Work to do >> Produce the listing below again, exactly as shown.

Materials provided >>
/---

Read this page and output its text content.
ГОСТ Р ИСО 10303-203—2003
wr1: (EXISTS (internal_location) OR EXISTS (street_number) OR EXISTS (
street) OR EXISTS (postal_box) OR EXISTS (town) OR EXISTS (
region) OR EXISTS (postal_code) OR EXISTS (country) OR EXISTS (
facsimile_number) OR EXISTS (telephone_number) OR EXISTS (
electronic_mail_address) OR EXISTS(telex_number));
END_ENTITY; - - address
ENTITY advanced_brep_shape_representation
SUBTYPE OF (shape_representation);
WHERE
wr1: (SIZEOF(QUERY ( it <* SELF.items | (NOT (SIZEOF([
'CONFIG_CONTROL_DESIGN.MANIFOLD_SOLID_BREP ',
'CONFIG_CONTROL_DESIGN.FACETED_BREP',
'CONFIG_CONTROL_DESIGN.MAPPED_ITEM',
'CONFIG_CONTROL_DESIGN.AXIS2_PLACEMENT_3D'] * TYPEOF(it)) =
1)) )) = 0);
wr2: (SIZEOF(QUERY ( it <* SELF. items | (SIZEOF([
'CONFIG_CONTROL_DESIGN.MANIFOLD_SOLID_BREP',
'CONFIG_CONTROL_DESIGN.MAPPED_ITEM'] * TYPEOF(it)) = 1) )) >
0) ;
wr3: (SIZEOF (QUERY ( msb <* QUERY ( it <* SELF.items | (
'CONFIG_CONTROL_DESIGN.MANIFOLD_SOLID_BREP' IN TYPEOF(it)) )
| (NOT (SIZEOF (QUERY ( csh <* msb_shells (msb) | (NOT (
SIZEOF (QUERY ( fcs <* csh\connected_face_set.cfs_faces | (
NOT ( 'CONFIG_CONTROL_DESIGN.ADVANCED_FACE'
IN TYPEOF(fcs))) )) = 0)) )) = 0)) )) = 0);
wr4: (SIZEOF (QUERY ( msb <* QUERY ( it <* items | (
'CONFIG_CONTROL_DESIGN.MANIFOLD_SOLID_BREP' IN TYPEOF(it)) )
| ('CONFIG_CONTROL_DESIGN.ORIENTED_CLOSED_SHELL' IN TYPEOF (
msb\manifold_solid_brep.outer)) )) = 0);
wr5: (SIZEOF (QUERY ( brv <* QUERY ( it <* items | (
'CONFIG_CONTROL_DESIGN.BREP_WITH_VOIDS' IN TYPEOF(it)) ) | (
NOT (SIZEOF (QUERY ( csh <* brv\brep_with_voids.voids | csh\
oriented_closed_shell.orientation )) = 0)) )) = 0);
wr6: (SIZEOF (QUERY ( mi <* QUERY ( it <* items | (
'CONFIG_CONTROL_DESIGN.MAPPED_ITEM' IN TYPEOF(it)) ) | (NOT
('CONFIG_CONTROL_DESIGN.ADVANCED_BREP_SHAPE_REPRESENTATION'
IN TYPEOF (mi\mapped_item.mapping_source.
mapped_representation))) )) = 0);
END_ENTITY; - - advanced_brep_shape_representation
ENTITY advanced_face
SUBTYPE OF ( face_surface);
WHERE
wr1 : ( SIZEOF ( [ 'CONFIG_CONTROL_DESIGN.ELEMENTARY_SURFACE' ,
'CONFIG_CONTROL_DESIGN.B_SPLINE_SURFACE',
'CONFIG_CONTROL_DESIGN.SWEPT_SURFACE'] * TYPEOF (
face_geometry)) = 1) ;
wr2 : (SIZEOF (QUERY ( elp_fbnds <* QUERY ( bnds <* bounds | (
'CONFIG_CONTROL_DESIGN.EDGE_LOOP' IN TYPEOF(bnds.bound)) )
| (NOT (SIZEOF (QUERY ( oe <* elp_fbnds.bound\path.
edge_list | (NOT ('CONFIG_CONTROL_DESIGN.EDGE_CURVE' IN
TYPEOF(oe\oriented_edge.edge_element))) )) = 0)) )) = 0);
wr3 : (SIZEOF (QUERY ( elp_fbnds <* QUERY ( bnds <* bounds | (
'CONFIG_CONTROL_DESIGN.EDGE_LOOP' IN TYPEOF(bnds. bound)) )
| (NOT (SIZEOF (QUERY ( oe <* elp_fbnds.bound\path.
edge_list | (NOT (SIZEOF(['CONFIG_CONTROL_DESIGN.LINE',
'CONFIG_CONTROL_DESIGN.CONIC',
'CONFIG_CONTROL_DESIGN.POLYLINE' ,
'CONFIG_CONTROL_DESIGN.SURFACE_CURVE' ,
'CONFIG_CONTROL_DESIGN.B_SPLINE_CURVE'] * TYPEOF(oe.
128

\---

Result >>
Read this page and output its text content.
ГОСТ Р ИСО 10303-203—2003
wr1: (EXISTS (internal_location) OR EXISTS (street_number) OR EXISTS (
street) OR EXISTS (postal_box) OR EXISTS (town) OR EXISTS (
region) OR EXISTS (postal_code) OR EXISTS (country) OR EXISTS (
facsimile_number) OR EXISTS (telephone_number) OR EXISTS (
electronic_mail_address) OR EXISTS(telex_number));
END_ENTITY; - - address
ENTITY advanced_brep_shape_representation
SUBTYPE OF (shape_representation);
WHERE
wr1: (SIZEOF(QUERY ( it <* SELF.items | (NOT (SIZEOF([
'CONFIG_CONTROL_DESIGN.MANIFOLD_SOLID_BREP ',
'CONFIG_CONTROL_DESIGN.FACETED_BREP',
'CONFIG_CONTROL_DESIGN.MAPPED_ITEM',
'CONFIG_CONTROL_DESIGN.AXIS2_PLACEMENT_3D'] * TYPEOF(it)) =
1)) )) = 0);
wr2: (SIZEOF(QUERY ( it <* SELF. items | (SIZEOF([
'CONFIG_CONTROL_DESIGN.MANIFOLD_SOLID_BREP',
'CONFIG_CONTROL_DESIGN.MAPPED_ITEM'] * TYPEOF(it)) = 1) )) >
0) ;
wr3: (SIZEOF (QUERY ( msb <* QUERY ( it <* SELF.items | (
'CONFIG_CONTROL_DESIGN.MANIFOLD_SOLID_BREP' IN TYPEOF(it)) )
| (NOT (SIZEOF (QUERY ( csh <* msb_shells (msb) | (NOT (
SIZEOF (QUERY ( fcs <* csh\connected_face_set.cfs_faces | (
NOT ( 'CONFIG_CONTROL_DESIGN.ADVANCED_FACE'
IN TYPEOF(fcs))) )) = 0)) )) = 0)) )) = 0);
wr4: (SIZEOF (QUERY ( msb <* QUERY ( it <* items | (
'CONFIG_CONTROL_DESIGN.MANIFOLD_SOLID_BREP' IN TYPEOF(it)) )
| ('CONFIG_CONTROL_DESIGN.ORIENTED_CLOSED_SHELL' IN TYPEOF (
msb\manifold_solid_brep.outer)) )) = 0);
wr5: (SIZEOF (QUERY ( brv <* QUERY ( it <* items | (
'CONFIG_CONTROL_DESIGN.BREP_WITH_VOIDS' IN TYPEOF(it)) ) | (
NOT (SIZEOF (QUERY ( csh <* brv\brep_with_voids.voids | csh\
oriented_closed_shell.orientation )) = 0)) )) = 0);
wr6: (SIZEOF (QUERY ( mi <* QUERY ( it <* items | (
'CONFIG_CONTROL_DESIGN.MAPPED_ITEM' IN TYPEOF(it)) ) | (NOT
('CONFIG_CONTROL_DESIGN.ADVANCED_BREP_SHAPE_REPRESENTATION'
IN TYPEOF (mi\mapped_item.mapping_source.
mapped_representation))) )) = 0);
END_ENTITY; - - advanced_brep_shape_representation
ENTITY advanced_face
SUBTYPE OF ( face_surface);
WHERE
wr1 : ( SIZEOF ( [ 'CONFIG_CONTROL_DESIGN.ELEMENTARY_SURFACE' ,
'CONFIG_CONTROL_DESIGN.B_SPLINE_SURFACE',
'CONFIG_CONTROL_DESIGN.SWEPT_SURFACE'] * TYPEOF (
face_geometry)) = 1) ;
wr2 : (SIZEOF (QUERY ( elp_fbnds <* QUERY ( bnds <* bounds | (
'CONFIG_CONTROL_DESIGN.EDGE_LOOP' IN TYPEOF(bnds.bound)) )
| (NOT (SIZEOF (QUERY ( oe <* elp_fbnds.bound\path.
edge_list | (NOT ('CONFIG_CONTROL_DESIGN.EDGE_CURVE' IN
TYPEOF(oe\oriented_edge.edge_element))) )) = 0)) )) = 0);
wr3 : (SIZEOF (QUERY ( elp_fbnds <* QUERY ( bnds <* bounds | (
'CONFIG_CONTROL_DESIGN.EDGE_LOOP' IN TYPEOF(bnds. bound)) )
| (NOT (SIZEOF (QUERY ( oe <* elp_fbnds.bound\path.
edge_list | (NOT (SIZEOF(['CONFIG_CONTROL_DESIGN.LINE',
'CONFIG_CONTROL_DESIGN.CONIC',
'CONFIG_CONTROL_DESIGN.POLYLINE' ,
'CONFIG_CONTROL_DESIGN.SURFACE_CURVE' ,
'CONFIG_CONTROL_DESIGN.B_SPLINE_CURVE'] * TYPEOF(oe.
128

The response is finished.